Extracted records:
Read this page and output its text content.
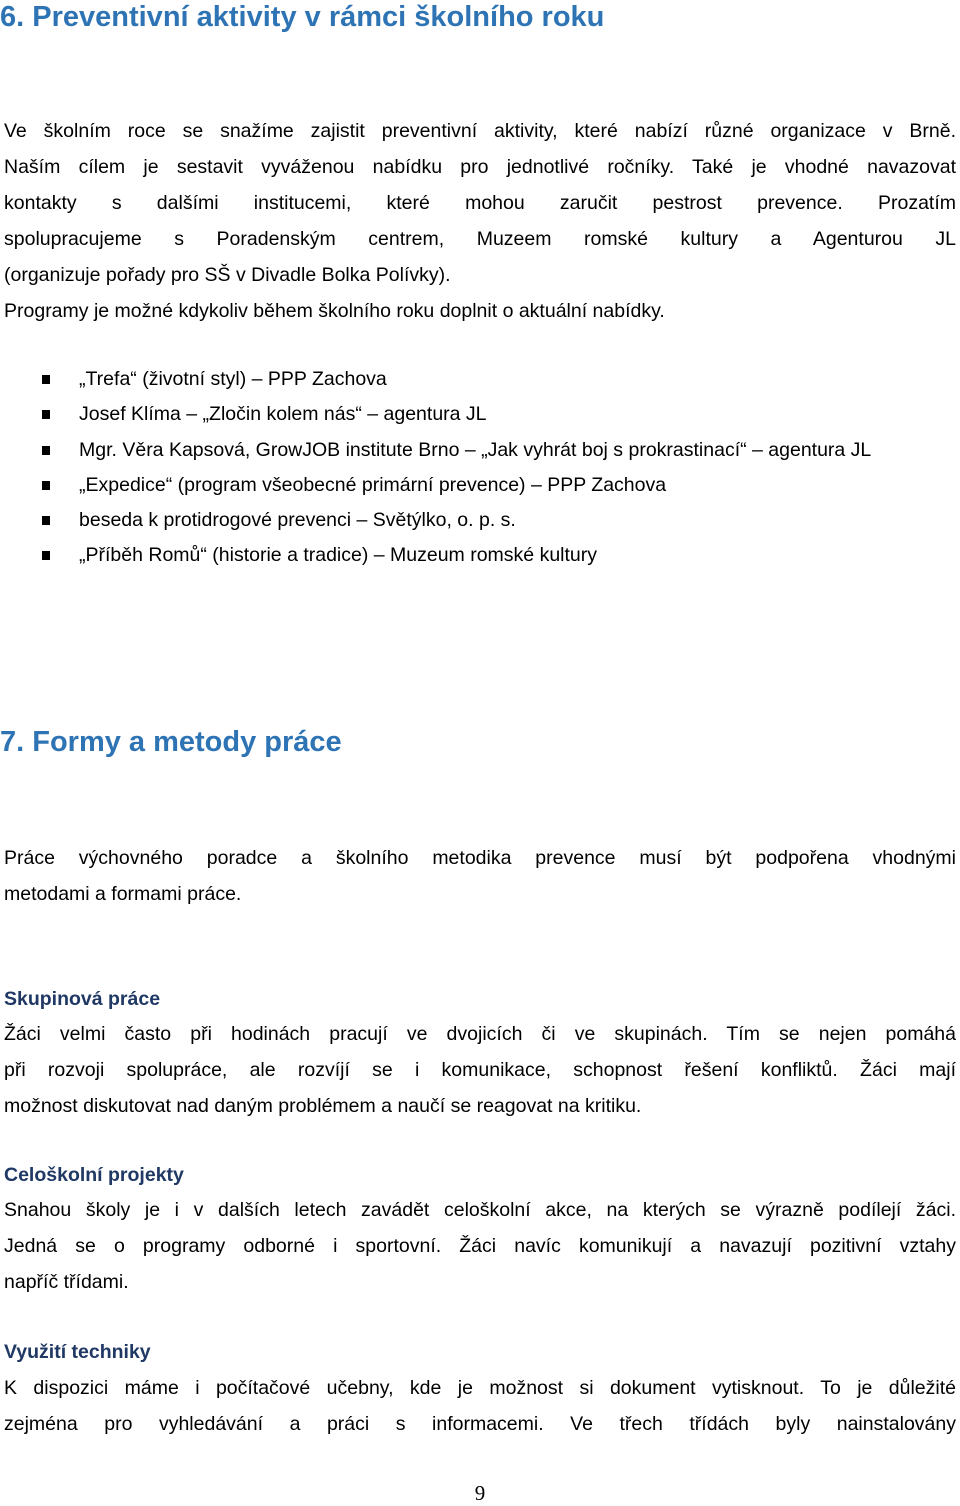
6. Preventivní aktivity v rámci školního roku
Ve školním roce se snažíme zajistit preventivní aktivity, které nabízí různé organizace v Brně.
Naším cílem je sestavit vyváženou nabídku pro jednotlivé ročníky. Také je vhodné navazovat
kontakty s dalšími institucemi, které mohou zaručit pestrost prevence. Prozatím
spolupracujeme s Poradenským centrem, Muzeem romské kultury a Agenturou JL
(organizuje pořady pro SŠ v Divadle Bolka Polívky).
Programy je možné kdykoliv během školního roku doplnit o aktuální nabídky.
„Trefa“ (životní styl) – PPP Zachova
Josef Klíma – „Zločin kolem nás“ – agentura JL
Mgr. Věra Kapsová, GrowJOB institute Brno – „Jak vyhrát boj s prokrastinací“ – agentura JL
„Expedice“ (program všeobecné primární prevence) – PPP Zachova
beseda k protidrogové prevenci – Světýlko, o. p. s.
„Příběh Romů“ (historie a tradice) – Muzeum romské kultury
7. Formy a metody práce
Práce výchovného poradce a školního metodika prevence musí být podpořena vhodnými
metodami a formami práce.
Skupinová práce
Žáci velmi často při hodinách pracují ve dvojicích či ve skupinách. Tím se nejen pomáhá
při rozvoji spolupráce, ale rozvíjí se i komunikace, schopnost řešení konfliktů. Žáci mají
možnost diskutovat nad daným problémem a naučí se reagovat na kritiku.
Celoškolní projekty
Snahou školy je i v dalších letech zavádět celoškolní akce, na kterých se výrazně podílejí žáci.
Jedná se o programy odborné i sportovní. Žáci navíc komunikují a navazují pozitivní vztahy
napříč třídami.
Využití techniky
K dispozici máme i počítačové učebny, kde je možnost si dokument vytisknout. To je důležité
zejména pro vyhledávání a práci s informacemi. Ve třech třídách byly nainstalovány
9
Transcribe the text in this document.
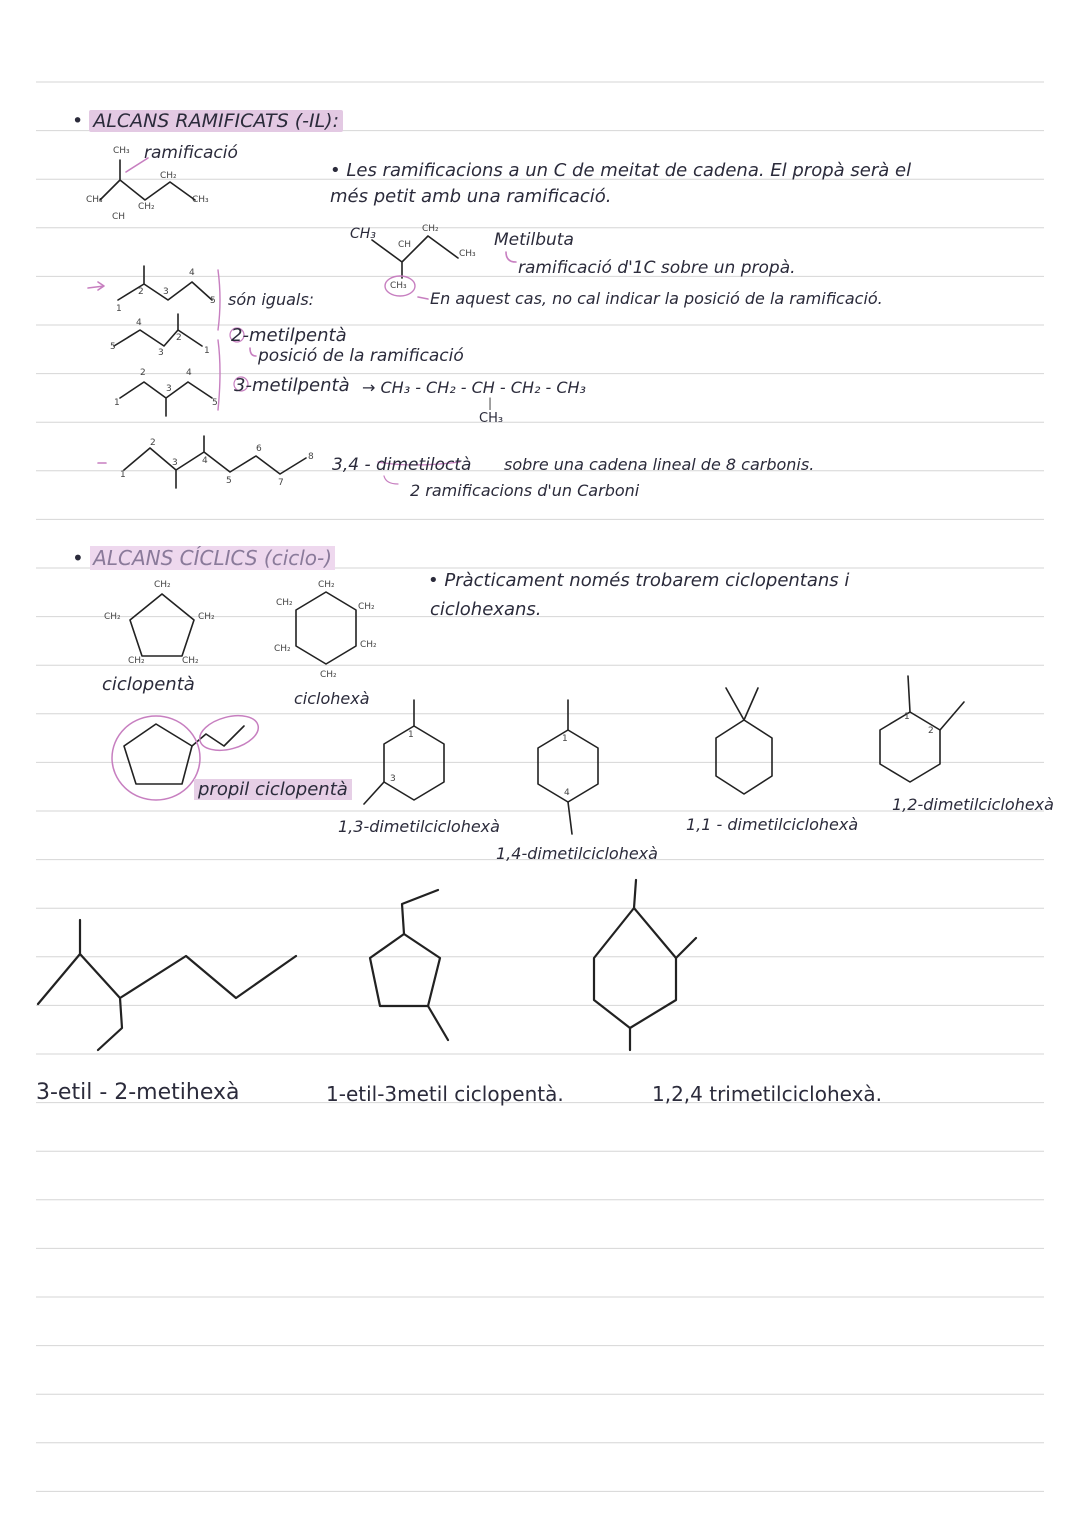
• ALCANS RAMIFICATS (-IL):
CH₃ ramificació
CH₂
CH₃
CH₂
CH₃
CH
• Les ramificacions a un C de meitat de cadena. El propà serà el
més petit amb una ramificació.
CH₃
CH
CH₂
CH₃
CH₃
Metilbuta
ramificació d'1C sobre un propà.
En aquest cas, no cal indicar la posició de la ramificació.
1
2 3
4
5
5
4
3
2
1
1
2
3
4
5
1
2
3	4
5
6
7
8
són iguals:
2-metilpentà
posició de la ramificació
3-metilpentà → CH₃ - CH₂ - CH - CH₂ - CH₃
|
CH₃
3,4 - dimetiloctà sobre una cadena lineal de 8 carbonis.
2 ramificacions d'un Carboni
• ALCANS CÍCLICS (ciclo-)
• Pràcticament només trobarem ciclopentans i
ciclohexans.
CH₂
CH₂	CH₂
CH₂	CH₂
ciclopentà
CH₂
CH₂	CH₂
CH₂	CH₂
CH₂
ciclohexà
propil ciclopentà
1
3
1
4
1
2
1,3-dimetilciclohexà
1,4-dimetilciclohexà
1,1 - dimetilciclohexà
1,2-dimetilciclohexà
3-etil - 2-metihexà	1-etil-3metil ciclopentà.	1,2,4 trimetilciclohexà.
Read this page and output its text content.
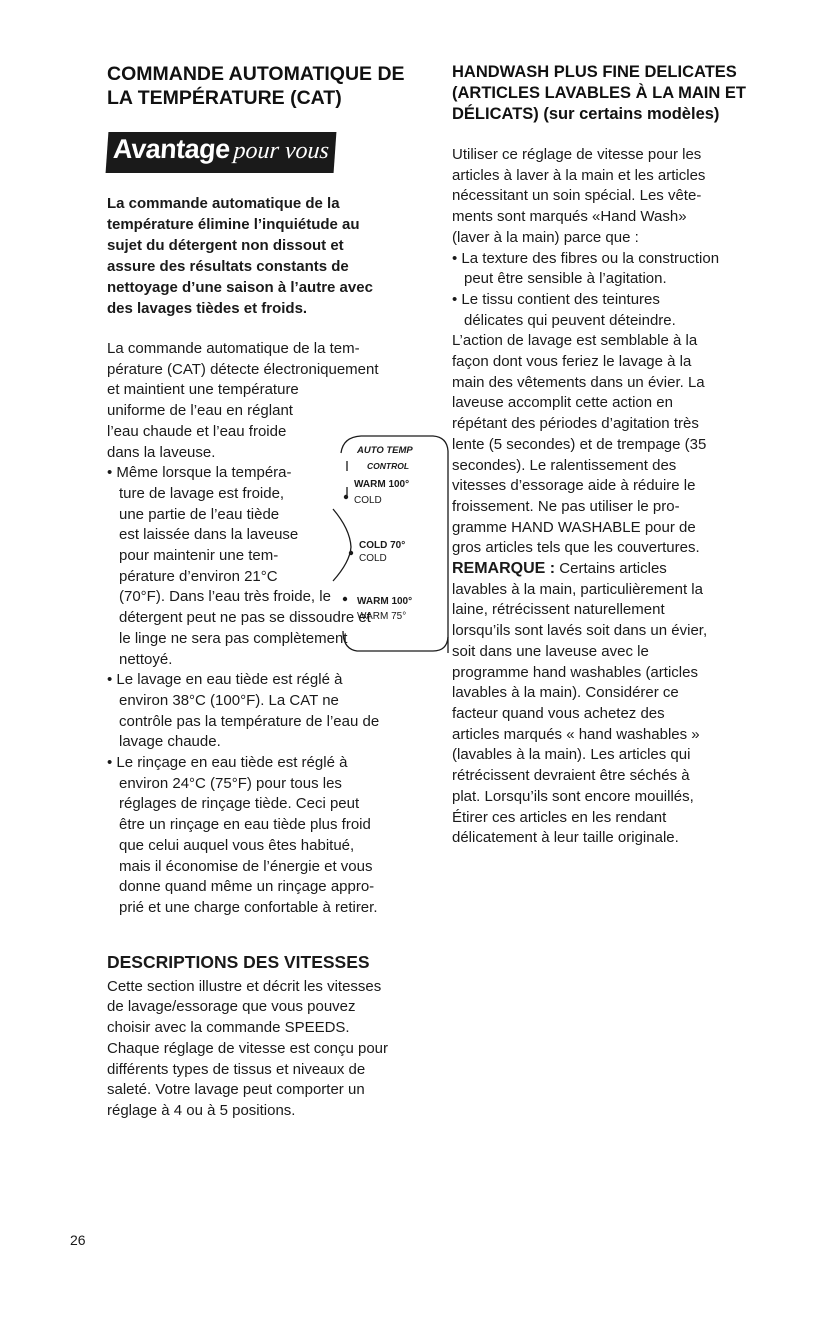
COMMANDE AUTOMATIQUE DE
LA TEMPÉRATURE (CAT)
Avantagepour vous
La commande automatique de la
température élimine l’inquiétude au
sujet du détergent non dissout et
assure des résultats constants de
nettoyage d’une saison à l’autre avec
des lavages tièdes et froids.
La commande automatique de la tem-
pérature (CAT) détecte électroniquement
et maintient une température
uniforme de l’eau en réglant
l’eau chaude et l’eau froide
dans la laveuse.
• Même lorsque la tempéra-
ture de lavage est froide,
une partie de l’eau tiède
est laissée dans la laveuse
pour maintenir une tem-
pérature d’environ 21°C
(70°F). Dans l’eau très froide, le
détergent peut ne pas se dissoudre et
le linge ne sera pas complètement
nettoyé.
• Le lavage en eau tiède est réglé à
environ 38°C (100°F). La CAT ne
contrôle pas la température de l’eau de
lavage chaude.
• Le rinçage en eau tiède est réglé à
environ 24°C (75°F) pour tous les
réglages de rinçage tiède. Ceci peut
être un rinçage en eau tiède plus froid
que celui auquel vous êtes habitué,
mais il économise de l’énergie et vous
donne quand même un rinçage appro-
prié et une charge confortable à retirer.
AUTO TEMP
CONTROL
WARM 100°
COLD
COLD 70°
COLD
WARM 100°
WARM 75°
DESCRIPTIONS DES VITESSES
Cette section illustre et décrit les vitesses
de lavage/essorage que vous pouvez
choisir avec la commande SPEEDS.
Chaque réglage de vitesse est conçu pour
différents types de tissus et niveaux de
saleté. Votre lavage peut comporter un
réglage à 4 ou à 5 positions.
HANDWASH PLUS FINE DELICATES
(ARTICLES LAVABLES À LA MAIN ET
DÉLICATS) (sur certains modèles)
Utiliser ce réglage de vitesse pour les
articles à laver à la main et les articles
nécessitant un soin spécial. Les vête-
ments sont marqués «Hand Wash»
(laver à la main) parce que :
• La texture des fibres ou la construction
peut être sensible à l’agitation.
• Le tissu contient des teintures
délicates qui peuvent déteindre.
L’action de lavage est semblable à la
façon dont vous feriez le lavage à la
main des vêtements dans un évier. La
laveuse accomplit cette action en
répétant des périodes d’agitation très
lente (5 secondes) et de trempage (35
secondes). Le ralentissement des
vitesses d’essorage aide à réduire le
froissement. Ne pas utiliser le pro-
gramme HAND WASHABLE pour de
gros articles tels que les couvertures.
REMARQUE : Certains articles
lavables à la main, particulièrement la
laine, rétrécissent naturellement
lorsqu’ils sont lavés soit dans un évier,
soit dans une laveuse avec le
programme hand washables (articles
lavables à la main). Considérer ce
facteur quand vous achetez des
articles marqués « hand washables »
(lavables à la main). Les articles qui
rétrécissent devraient être séchés à
plat. Lorsqu’ils sont encore mouillés,
Étirer ces articles en les rendant
délicatement à leur taille originale.
26
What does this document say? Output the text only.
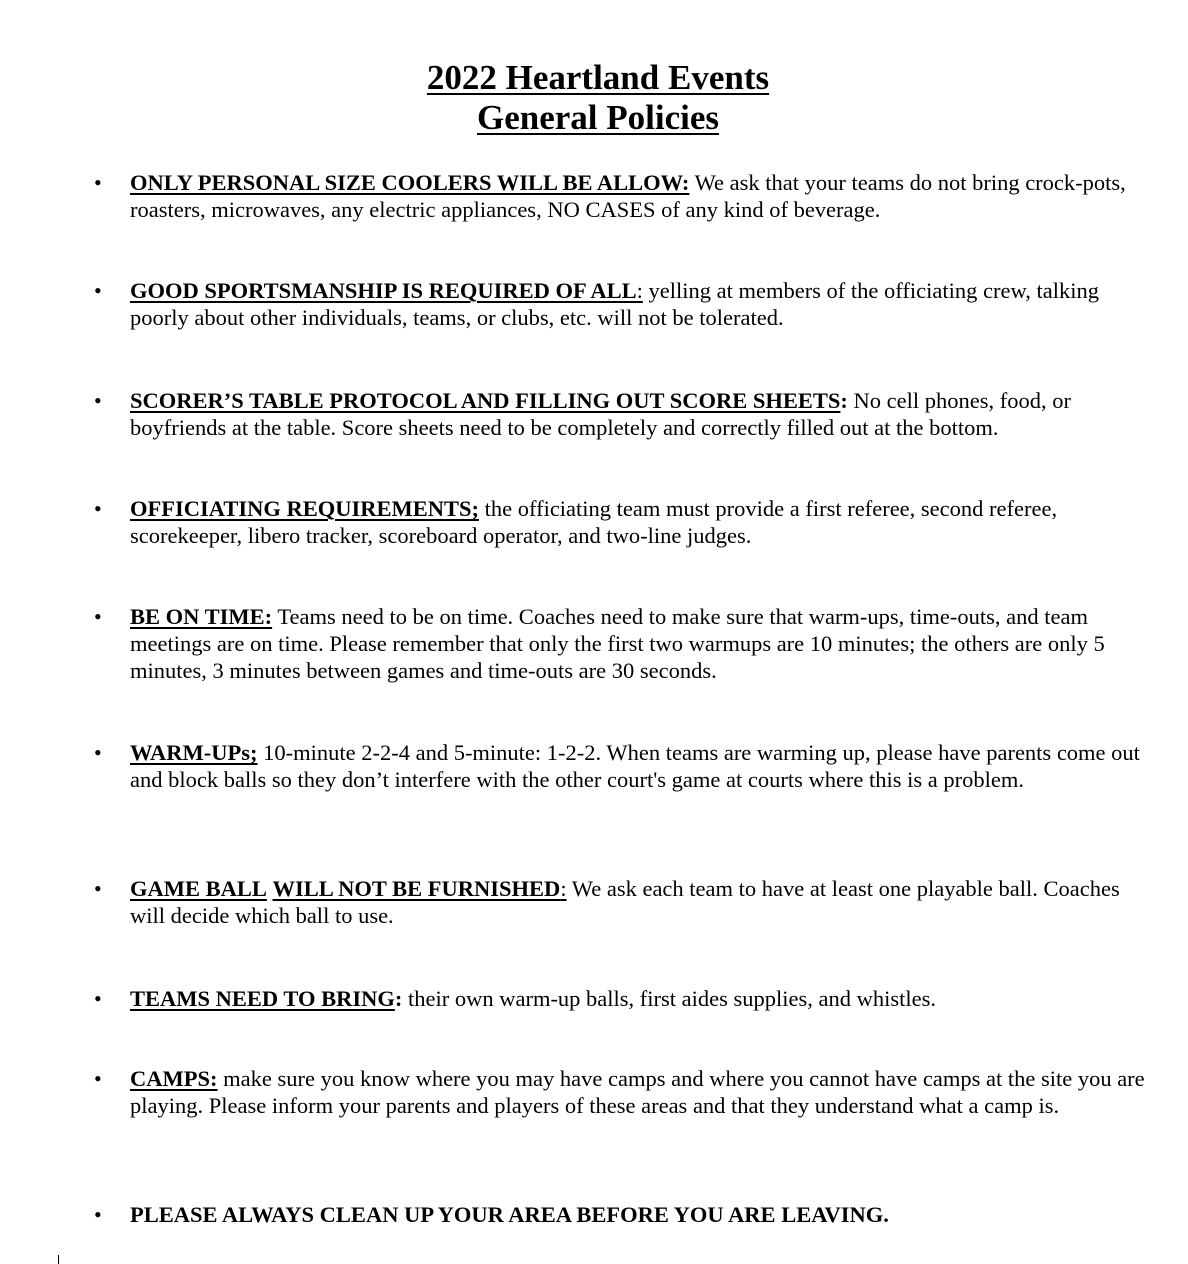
2022 Heartland Events
General Policies
• ONLY PERSONAL SIZE COOLERS WILL BE ALLOW: We ask that your teams do not bring crock-pots, roasters, microwaves, any electric appliances, NO CASES of any kind of beverage.
• GOOD SPORTSMANSHIP IS REQUIRED OF ALL: yelling at members of the officiating crew, talking poorly about other individuals, teams, or clubs, etc. will not be tolerated.
• SCORER’S TABLE PROTOCOL AND FILLING OUT SCORE SHEETS: No cell phones, food, or boyfriends at the table. Score sheets need to be completely and correctly filled out at the bottom.
• OFFICIATING REQUIREMENTS; the officiating team must provide a first referee, second referee, scorekeeper, libero tracker, scoreboard operator, and two-line judges.
• BE ON TIME: Teams need to be on time. Coaches need to make sure that warm-ups, time-outs, and team meetings are on time. Please remember that only the first two warmups are 10 minutes; the others are only 5 minutes, 3 minutes between games and time-outs are 30 seconds.
• WARM-UPs; 10-minute 2-2-4 and 5-minute: 1-2-2. When teams are warming up, please have parents come out and block balls so they don’t interfere with the other court's game at courts where this is a problem.
• GAME BALL WILL NOT BE FURNISHED: We ask each team to have at least one playable ball. Coaches will decide which ball to use.
• TEAMS NEED TO BRING: their own warm-up balls, first aides supplies, and whistles.
• CAMPS: make sure you know where you may have camps and where you cannot have camps at the site you are playing. Please inform your parents and players of these areas and that they understand what a camp is.
• PLEASE ALWAYS CLEAN UP YOUR AREA BEFORE YOU ARE LEAVING.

What needs to be done: Copy out every line in the listing where the word "posició" appears.

Problem solution:
En aquest cas, no cal indicar la posició de la ramificació.
posició de la ramificació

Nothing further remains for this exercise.